» Ваша задача: Воспроизведите дословно часть отрывка о докладе Сергия: она начинается со слов, содержащих «Следуя наказу Тучкова, Сергий», и заканчивается словами «отношению к власти.».

» Отрывок текста:
Следуя наказу Тучкова, Сергий старательно обосновал необходимость полной законопослушности Церкви – вплоть до сообразования всех проявлений церковной жизни с законами Советской власти и требования от всех православных лояльности по отношению к власти.
Последнюю главу своего доклада он посветил анализу отношений коммунизма и христианства в целом, доказывая, что коммунизм «не только не противен христианству, но и желателен для него более всякого другого, это показывают первые шаги христианства в мире, когда оно, может быть, еще не ясно представляло себе своего мирового масштаба и на практике не встречало необходимости в каких-либо компромиссах, применяло свои принципы к устройству внешней жизни первой христианской общины в Иерусалиме, когда никто ничего не считал своим, а все было у них общее…»

» Исходные строки:

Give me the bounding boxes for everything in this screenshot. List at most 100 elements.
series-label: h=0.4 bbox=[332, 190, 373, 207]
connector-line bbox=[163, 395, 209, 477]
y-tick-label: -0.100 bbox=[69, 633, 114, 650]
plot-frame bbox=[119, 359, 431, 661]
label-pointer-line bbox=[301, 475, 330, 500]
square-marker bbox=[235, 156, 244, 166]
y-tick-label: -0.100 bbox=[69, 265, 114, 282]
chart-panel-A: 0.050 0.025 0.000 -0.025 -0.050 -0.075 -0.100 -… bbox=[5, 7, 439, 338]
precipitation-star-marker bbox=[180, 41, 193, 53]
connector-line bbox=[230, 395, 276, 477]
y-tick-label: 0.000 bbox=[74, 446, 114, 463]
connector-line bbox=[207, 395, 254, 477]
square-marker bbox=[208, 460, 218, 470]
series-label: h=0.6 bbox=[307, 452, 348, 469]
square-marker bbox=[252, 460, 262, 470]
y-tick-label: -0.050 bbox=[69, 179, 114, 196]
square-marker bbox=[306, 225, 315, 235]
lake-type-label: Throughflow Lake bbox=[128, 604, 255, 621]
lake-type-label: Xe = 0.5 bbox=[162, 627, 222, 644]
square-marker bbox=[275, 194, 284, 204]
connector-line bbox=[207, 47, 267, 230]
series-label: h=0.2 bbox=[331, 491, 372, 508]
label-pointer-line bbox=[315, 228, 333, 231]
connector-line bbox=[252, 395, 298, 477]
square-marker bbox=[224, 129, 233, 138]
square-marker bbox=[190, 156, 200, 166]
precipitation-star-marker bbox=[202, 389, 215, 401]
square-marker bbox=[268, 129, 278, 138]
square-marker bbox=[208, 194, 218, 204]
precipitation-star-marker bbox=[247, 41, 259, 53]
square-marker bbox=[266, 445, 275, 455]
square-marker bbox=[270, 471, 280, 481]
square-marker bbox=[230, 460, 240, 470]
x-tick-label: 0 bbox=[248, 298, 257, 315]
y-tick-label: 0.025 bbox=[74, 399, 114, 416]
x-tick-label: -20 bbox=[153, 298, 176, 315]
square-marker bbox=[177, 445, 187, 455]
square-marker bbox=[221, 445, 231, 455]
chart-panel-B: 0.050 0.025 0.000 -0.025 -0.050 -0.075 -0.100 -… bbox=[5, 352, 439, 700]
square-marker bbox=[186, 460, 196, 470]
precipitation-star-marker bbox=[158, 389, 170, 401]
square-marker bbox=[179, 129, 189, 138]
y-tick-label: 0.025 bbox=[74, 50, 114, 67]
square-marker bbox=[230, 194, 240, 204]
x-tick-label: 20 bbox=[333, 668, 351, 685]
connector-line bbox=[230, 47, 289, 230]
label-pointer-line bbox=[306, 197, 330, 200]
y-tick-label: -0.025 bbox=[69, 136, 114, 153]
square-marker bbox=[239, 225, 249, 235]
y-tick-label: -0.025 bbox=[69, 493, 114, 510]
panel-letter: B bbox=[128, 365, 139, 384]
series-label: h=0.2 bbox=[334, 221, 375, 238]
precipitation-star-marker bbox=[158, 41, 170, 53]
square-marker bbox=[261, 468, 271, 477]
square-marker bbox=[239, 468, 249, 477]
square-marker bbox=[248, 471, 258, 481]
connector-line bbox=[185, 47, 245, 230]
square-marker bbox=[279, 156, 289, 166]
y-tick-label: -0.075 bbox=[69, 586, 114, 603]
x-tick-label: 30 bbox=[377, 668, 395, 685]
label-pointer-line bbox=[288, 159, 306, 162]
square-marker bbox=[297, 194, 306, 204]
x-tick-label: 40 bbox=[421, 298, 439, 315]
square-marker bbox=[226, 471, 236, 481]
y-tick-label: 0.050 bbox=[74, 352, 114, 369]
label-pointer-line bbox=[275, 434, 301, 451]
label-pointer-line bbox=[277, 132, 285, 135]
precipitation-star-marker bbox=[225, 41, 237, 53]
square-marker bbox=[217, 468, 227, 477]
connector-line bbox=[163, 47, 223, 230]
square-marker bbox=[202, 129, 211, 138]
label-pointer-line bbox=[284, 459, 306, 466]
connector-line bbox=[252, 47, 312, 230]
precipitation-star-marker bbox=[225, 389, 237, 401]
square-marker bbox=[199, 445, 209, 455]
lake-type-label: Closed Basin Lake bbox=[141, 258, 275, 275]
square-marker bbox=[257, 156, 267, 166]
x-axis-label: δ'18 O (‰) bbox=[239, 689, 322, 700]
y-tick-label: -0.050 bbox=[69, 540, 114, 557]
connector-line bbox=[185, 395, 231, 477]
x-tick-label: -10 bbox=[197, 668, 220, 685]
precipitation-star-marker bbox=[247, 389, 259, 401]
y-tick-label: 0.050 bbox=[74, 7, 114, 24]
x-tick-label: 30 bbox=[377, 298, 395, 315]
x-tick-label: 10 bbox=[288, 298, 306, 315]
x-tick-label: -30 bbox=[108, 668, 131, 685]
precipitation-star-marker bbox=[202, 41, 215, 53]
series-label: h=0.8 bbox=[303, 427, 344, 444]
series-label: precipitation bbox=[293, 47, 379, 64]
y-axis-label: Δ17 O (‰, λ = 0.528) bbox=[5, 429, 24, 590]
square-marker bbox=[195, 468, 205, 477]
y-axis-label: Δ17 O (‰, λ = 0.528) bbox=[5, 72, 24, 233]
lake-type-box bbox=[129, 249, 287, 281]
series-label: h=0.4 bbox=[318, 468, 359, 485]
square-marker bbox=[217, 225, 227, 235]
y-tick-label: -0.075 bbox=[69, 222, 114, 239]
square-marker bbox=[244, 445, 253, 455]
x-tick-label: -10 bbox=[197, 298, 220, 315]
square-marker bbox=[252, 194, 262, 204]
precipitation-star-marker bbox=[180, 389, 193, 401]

» Решение задания:
Следуя наказу Тучкова, Сергий старательно обосновал необходимость полной законопослушности Церкви – вплоть до сообразования всех проявлений церковной жизни с законами Советской власти и требования от всех православных лояльности по отношению к власти.